Write out precisely the lines beginning with the line that contains "OCR this image." and ending with the last line of the entries, and no other lines.

··· STORED DATA

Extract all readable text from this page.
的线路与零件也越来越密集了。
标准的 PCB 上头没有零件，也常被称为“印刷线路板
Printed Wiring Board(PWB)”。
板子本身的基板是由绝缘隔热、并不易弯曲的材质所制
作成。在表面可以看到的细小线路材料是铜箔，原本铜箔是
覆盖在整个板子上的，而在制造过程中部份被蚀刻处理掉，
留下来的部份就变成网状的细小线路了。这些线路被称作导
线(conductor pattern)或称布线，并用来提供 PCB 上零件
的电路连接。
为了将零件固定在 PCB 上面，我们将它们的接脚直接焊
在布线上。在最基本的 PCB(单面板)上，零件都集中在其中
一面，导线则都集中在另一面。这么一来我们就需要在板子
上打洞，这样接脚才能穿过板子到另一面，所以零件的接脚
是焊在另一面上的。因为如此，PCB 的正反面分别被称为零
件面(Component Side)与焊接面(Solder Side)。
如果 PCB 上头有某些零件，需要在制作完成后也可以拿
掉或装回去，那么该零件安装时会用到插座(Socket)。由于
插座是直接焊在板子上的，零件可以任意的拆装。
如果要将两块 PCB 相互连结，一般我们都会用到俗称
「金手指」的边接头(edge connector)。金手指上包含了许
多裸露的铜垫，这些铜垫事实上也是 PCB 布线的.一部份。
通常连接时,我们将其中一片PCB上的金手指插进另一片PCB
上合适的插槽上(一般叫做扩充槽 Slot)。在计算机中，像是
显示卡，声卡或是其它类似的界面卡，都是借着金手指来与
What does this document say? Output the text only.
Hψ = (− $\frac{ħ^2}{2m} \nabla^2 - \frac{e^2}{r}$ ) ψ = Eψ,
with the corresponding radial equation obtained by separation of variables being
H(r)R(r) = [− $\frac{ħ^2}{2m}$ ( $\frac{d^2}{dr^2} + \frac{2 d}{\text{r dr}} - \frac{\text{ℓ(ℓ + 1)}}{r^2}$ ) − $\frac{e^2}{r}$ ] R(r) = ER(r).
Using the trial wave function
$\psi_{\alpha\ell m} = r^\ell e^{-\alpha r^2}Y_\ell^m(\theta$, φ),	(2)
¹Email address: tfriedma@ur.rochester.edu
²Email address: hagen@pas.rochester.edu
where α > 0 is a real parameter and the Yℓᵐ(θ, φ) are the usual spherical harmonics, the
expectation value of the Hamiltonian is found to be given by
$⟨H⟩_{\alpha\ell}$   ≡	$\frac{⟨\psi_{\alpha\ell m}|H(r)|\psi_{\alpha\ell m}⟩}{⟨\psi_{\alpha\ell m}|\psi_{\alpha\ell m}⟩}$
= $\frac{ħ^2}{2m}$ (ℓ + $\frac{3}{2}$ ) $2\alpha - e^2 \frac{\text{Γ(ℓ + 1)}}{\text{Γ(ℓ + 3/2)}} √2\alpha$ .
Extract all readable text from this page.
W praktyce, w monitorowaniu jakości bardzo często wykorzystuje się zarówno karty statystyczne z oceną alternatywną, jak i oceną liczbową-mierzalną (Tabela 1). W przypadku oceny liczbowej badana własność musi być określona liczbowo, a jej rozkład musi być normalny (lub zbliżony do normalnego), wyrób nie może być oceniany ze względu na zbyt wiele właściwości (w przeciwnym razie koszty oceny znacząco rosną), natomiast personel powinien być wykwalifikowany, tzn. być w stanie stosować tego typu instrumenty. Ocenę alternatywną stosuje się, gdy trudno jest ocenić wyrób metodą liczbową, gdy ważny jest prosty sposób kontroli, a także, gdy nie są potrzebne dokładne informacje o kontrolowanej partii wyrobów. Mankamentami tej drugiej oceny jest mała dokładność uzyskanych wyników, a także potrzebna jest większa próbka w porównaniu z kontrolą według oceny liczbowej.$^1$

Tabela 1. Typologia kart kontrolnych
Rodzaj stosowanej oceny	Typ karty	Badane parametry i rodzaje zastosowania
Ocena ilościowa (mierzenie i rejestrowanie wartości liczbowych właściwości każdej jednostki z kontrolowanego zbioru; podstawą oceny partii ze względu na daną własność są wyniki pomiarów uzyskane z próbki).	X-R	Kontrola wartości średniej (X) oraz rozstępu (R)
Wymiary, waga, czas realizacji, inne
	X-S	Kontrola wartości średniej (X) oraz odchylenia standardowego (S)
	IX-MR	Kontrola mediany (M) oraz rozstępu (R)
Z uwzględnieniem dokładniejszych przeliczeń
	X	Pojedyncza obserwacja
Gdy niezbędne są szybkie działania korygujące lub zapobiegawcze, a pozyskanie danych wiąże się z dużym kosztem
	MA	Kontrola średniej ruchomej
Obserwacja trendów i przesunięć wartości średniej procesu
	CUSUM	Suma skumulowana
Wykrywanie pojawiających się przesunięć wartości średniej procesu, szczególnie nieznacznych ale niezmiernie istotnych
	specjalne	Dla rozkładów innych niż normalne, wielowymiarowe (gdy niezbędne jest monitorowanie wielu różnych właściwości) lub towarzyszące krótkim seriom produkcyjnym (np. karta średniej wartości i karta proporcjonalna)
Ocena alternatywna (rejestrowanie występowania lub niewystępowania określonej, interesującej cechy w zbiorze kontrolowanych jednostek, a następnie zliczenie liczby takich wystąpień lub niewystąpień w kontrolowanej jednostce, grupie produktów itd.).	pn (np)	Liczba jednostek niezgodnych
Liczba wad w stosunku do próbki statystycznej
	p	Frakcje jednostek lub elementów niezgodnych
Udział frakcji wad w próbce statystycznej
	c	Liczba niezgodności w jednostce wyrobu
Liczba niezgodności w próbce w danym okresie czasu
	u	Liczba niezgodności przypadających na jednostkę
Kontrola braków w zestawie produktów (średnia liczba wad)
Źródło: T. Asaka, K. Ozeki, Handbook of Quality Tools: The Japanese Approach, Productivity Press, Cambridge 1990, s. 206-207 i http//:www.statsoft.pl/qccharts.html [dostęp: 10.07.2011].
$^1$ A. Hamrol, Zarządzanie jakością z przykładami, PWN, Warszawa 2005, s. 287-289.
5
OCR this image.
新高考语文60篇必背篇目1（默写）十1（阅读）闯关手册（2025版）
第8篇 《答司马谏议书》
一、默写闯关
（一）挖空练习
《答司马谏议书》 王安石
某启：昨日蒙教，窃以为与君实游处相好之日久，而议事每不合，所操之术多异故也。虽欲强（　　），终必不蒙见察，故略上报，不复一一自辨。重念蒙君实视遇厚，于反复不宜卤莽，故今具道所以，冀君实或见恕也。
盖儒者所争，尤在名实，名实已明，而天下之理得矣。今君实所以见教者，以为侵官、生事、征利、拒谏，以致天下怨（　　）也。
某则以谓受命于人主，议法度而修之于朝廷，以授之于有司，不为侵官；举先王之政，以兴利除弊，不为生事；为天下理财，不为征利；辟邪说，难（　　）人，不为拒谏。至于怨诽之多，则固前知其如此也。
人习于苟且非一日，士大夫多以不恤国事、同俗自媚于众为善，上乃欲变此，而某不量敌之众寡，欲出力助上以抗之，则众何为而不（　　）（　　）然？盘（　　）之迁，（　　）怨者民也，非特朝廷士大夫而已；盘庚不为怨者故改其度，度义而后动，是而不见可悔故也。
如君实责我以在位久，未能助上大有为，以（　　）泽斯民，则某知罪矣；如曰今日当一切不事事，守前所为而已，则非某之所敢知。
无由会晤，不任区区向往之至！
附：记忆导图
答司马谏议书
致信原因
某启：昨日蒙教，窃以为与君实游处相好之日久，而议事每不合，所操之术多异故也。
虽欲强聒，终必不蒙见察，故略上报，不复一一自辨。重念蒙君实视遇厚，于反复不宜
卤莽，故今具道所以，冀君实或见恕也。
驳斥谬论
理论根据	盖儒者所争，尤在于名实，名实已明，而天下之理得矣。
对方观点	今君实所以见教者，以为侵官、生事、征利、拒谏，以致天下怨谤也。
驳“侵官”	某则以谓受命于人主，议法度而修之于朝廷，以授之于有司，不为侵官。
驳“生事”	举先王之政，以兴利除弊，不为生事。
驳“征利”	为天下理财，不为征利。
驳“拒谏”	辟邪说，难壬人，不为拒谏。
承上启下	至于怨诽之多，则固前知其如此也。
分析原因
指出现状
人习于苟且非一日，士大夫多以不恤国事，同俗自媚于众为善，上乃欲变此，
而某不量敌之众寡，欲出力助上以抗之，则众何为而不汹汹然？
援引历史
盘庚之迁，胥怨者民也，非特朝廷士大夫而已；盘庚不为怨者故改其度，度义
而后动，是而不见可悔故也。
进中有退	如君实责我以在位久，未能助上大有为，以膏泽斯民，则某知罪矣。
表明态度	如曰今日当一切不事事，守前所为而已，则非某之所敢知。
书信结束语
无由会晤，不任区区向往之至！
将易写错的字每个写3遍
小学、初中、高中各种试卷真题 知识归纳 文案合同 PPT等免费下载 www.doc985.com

······

RESPONSE
OCR this image.
新高考语文60篇必背篇目1（默写）十1（阅读）闯关手册（2025版）
第8篇 《答司马谏议书》
一、默写闯关
（一）挖空练习
《答司马谏议书》 王安石
某启：昨日蒙教，窃以为与君实游处相好之日久，而议事每不合，所操之术多异故也。虽欲强（　　），终必不蒙见察，故略上报，不复一一自辨。重念蒙君实视遇厚，于反复不宜卤莽，故今具道所以，冀君实或见恕也。
盖儒者所争，尤在名实，名实已明，而天下之理得矣。今君实所以见教者，以为侵官、生事、征利、拒谏，以致天下怨（　　）也。
某则以谓受命于人主，议法度而修之于朝廷，以授之于有司，不为侵官；举先王之政，以兴利除弊，不为生事；为天下理财，不为征利；辟邪说，难（　　）人，不为拒谏。至于怨诽之多，则固前知其如此也。
人习于苟且非一日，士大夫多以不恤国事、同俗自媚于众为善，上乃欲变此，而某不量敌之众寡，欲出力助上以抗之，则众何为而不（　　）（　　）然？盘（　　）之迁，（　　）怨者民也，非特朝廷士大夫而已；盘庚不为怨者故改其度，度义而后动，是而不见可悔故也。
如君实责我以在位久，未能助上大有为，以（　　）泽斯民，则某知罪矣；如曰今日当一切不事事，守前所为而已，则非某之所敢知。
无由会晤，不任区区向往之至！
附：记忆导图
答司马谏议书
致信原因
某启：昨日蒙教，窃以为与君实游处相好之日久，而议事每不合，所操之术多异故也。
虽欲强聒，终必不蒙见察，故略上报，不复一一自辨。重念蒙君实视遇厚，于反复不宜
卤莽，故今具道所以，冀君实或见恕也。
驳斥谬论
理论根据	盖儒者所争，尤在于名实，名实已明，而天下之理得矣。
对方观点	今君实所以见教者，以为侵官、生事、征利、拒谏，以致天下怨谤也。
驳“侵官”	某则以谓受命于人主，议法度而修之于朝廷，以授之于有司，不为侵官。
驳“生事”	举先王之政，以兴利除弊，不为生事。
驳“征利”	为天下理财，不为征利。
驳“拒谏”	辟邪说，难壬人，不为拒谏。
承上启下	至于怨诽之多，则固前知其如此也。
分析原因
指出现状
人习于苟且非一日，士大夫多以不恤国事，同俗自媚于众为善，上乃欲变此，
而某不量敌之众寡，欲出力助上以抗之，则众何为而不汹汹然？
援引历史
盘庚之迁，胥怨者民也，非特朝廷士大夫而已；盘庚不为怨者故改其度，度义
而后动，是而不见可悔故也。
进中有退	如君实责我以在位久，未能助上大有为，以膏泽斯民，则某知罪矣。
表明态度	如曰今日当一切不事事，守前所为而已，则非某之所敢知。
书信结束语
无由会晤，不任区区向往之至！
将易写错的字每个写3遍
小学、初中、高中各种试卷真题 知识归纳 文案合同 PPT等免费下载 www.doc985.com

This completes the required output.